Aim of the exercise:
Copy out every line in the entries below that includes "Flags".
---------- Materials provided
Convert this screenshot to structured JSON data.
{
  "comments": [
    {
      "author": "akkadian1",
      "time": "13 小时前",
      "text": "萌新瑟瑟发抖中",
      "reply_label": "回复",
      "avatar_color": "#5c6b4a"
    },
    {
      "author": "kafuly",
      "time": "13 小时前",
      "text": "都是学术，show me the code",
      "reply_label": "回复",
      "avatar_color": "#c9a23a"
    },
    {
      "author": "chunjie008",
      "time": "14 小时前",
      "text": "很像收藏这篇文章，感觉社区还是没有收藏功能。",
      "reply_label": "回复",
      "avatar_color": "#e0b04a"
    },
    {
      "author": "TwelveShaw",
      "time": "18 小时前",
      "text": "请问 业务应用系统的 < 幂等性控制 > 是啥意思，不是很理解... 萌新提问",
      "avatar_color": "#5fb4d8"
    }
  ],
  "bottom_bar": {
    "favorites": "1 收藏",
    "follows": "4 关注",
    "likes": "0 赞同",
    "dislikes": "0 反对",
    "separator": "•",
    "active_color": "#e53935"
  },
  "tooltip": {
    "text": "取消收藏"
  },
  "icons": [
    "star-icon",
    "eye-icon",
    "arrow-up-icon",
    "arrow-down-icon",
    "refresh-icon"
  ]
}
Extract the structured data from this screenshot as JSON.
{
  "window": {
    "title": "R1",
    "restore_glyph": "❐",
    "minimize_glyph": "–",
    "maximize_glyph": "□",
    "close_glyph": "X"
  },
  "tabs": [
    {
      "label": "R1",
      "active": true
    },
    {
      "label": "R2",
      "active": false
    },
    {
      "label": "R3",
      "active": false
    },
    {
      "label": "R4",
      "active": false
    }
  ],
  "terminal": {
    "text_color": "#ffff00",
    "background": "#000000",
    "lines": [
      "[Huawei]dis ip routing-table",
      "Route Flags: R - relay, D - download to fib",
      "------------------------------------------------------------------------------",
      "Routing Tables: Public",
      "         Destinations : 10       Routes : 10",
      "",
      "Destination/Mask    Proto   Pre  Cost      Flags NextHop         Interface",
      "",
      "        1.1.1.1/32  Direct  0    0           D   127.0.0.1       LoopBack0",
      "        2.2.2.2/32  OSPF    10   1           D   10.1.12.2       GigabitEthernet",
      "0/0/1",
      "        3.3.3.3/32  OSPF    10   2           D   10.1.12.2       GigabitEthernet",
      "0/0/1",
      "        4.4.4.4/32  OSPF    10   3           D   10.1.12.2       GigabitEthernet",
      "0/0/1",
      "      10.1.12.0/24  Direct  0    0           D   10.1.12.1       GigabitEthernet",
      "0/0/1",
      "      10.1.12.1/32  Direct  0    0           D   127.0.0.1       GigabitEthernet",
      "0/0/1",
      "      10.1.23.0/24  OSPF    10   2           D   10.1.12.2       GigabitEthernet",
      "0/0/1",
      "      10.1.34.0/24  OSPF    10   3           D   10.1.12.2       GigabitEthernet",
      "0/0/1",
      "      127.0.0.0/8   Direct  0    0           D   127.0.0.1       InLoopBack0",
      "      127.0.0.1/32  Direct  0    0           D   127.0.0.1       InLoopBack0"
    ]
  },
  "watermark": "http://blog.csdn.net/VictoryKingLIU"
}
--------------------
The completed task:
      "Route Flags: R - relay, D - download to fib",
      "Destination/Mask    Proto   Pre  Cost      Flags NextHop         Interface",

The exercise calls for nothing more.